| PASSAGE PROVIDED |
####
Still, average yield is estimated at 605 hundredweight per acre, up by about 5 hundredweight per acre from last year, according to USDA.
Consumers will still see high quality potatoes available in stores and supermarkets. Any potatoes that do not meet quality standards are culled, Lathim said.
The processed market has done remarkably well this year, with an uptick in demand seen right after planting in spring, Lathim said. About 80 percent of Washington’s crop is headed to frozen processors.
The demand for exported frozen potato products, particularly in the Pacific Rim, has been higher than last year, with a phenomenal second quarter, he said.
Having ConAgra Foods Lamb Weston open the expansion of its Boardman potato processing plant was fortuitous this year, he said. The $200 million processing line, which will allow the company to make 300 million more pounds of french fries each year, was definitely needed.
Lathim said they will be relying on the new processing line running hard next year.
The processing potato market tends to be stable because growers have contracts with processors that set pricing.
####
| SOURCE MATERIAL |
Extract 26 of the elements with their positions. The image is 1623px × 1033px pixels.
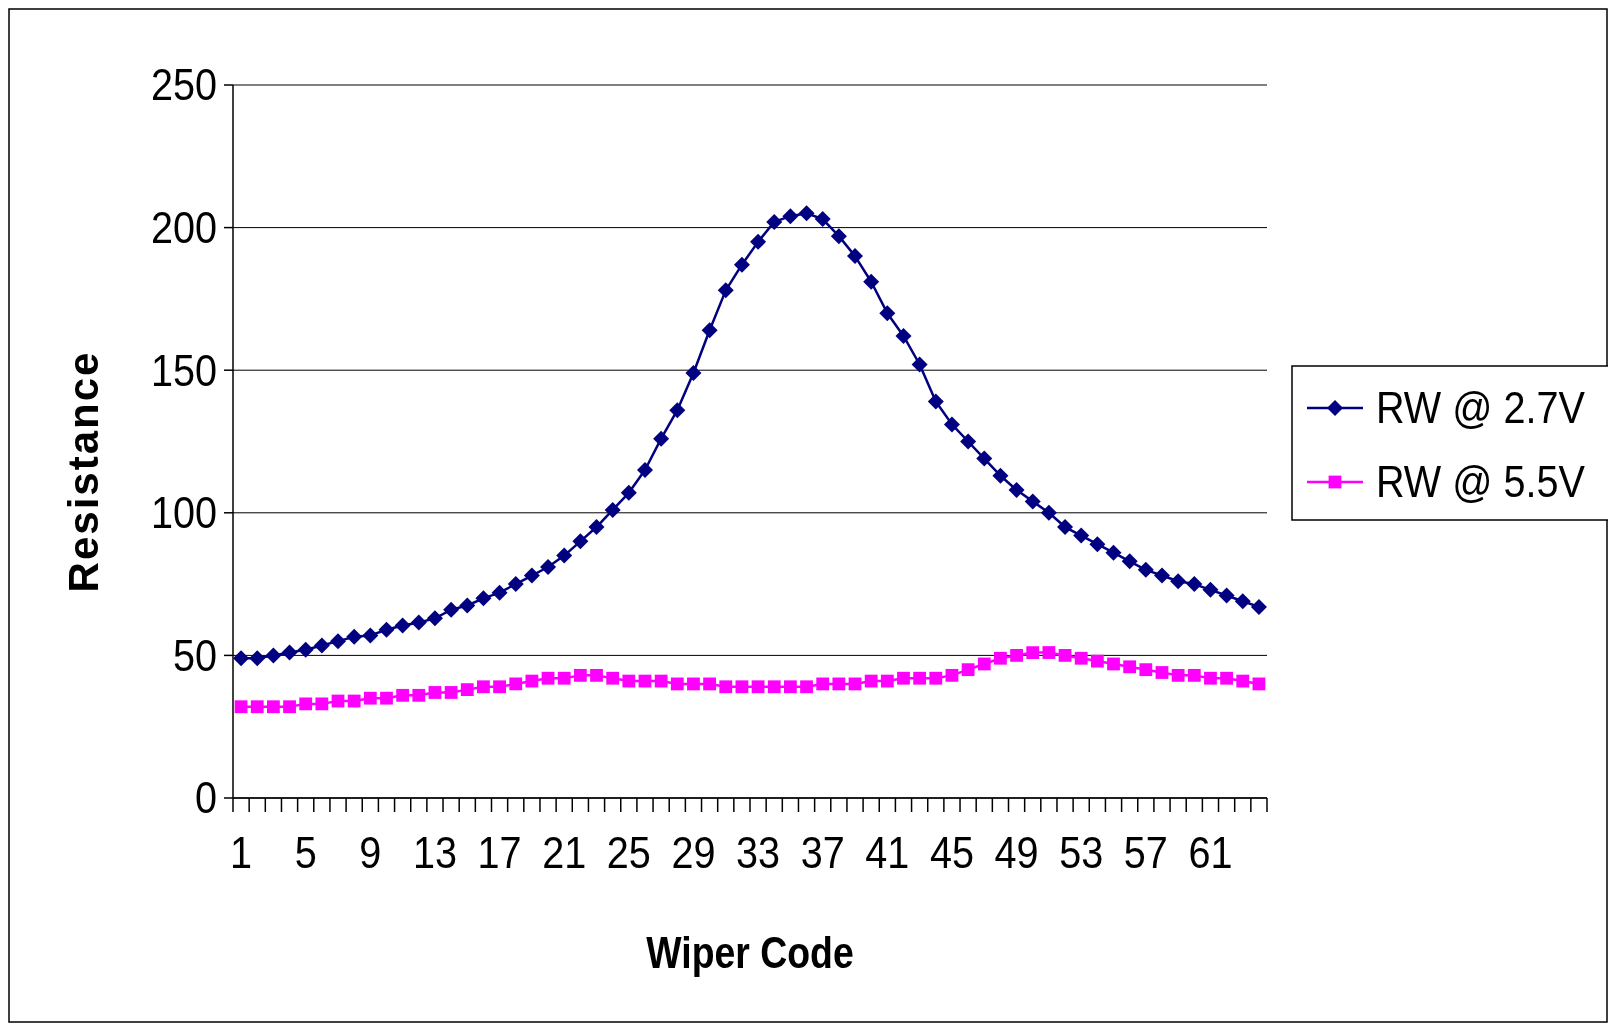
####
| REQUEST 1 |
Decide whether each statement below agrees with the potato market passage, answering yes or no and quoting the words from the passage that settle it. (a) About 80 percent of Washington's crop goes to frozen processors. (b) Average yield per acre is lower than last year. (c) The new Boardman processing line cost $300 million.
| REQUEST 2 |
Pick up the potato market passage after its last sentence and write a short continuation of it.

| REPLY 1 |
(a) Yes: "About 80 percent of Washington’s crop is headed to frozen processors."
(b) No: "up by about 5 hundredweight per acre from last year"
(c) No: "The $200 million processing line"

| REPLY 2 |
The market for fresh potatoes has been improving. Prices were poor at the start of harvest but the prices for larger potatoes recently have been rebounding more quickly than normal for this time of year, Lathim said. That’s good because Washington’s fresh potato growers have more larger potatoes than smaller potatoes to sell.
Only about 10 percent of Washington potatoes are destined for the fresh market. The other 10 percent are chipping potatoes.
Washington growers planted about 5,000 acres more this year, reaching about 165,000 acres statewide. Benton and Franklin counties grow about 64,600 acres of potatoes, according to the USDA. The state’s 2012 crop was valued at $700 million.
Lathim expects Oregon growers saw larger yield gains than currently estimated. Their average yield was about 585 hundredweight per acre, up 40 hundredweight from last year, according to USDA estimates.
Oregon’s crop is expected to be 22.8 million hundredweight, 6 percent higher than last year, according to USDA.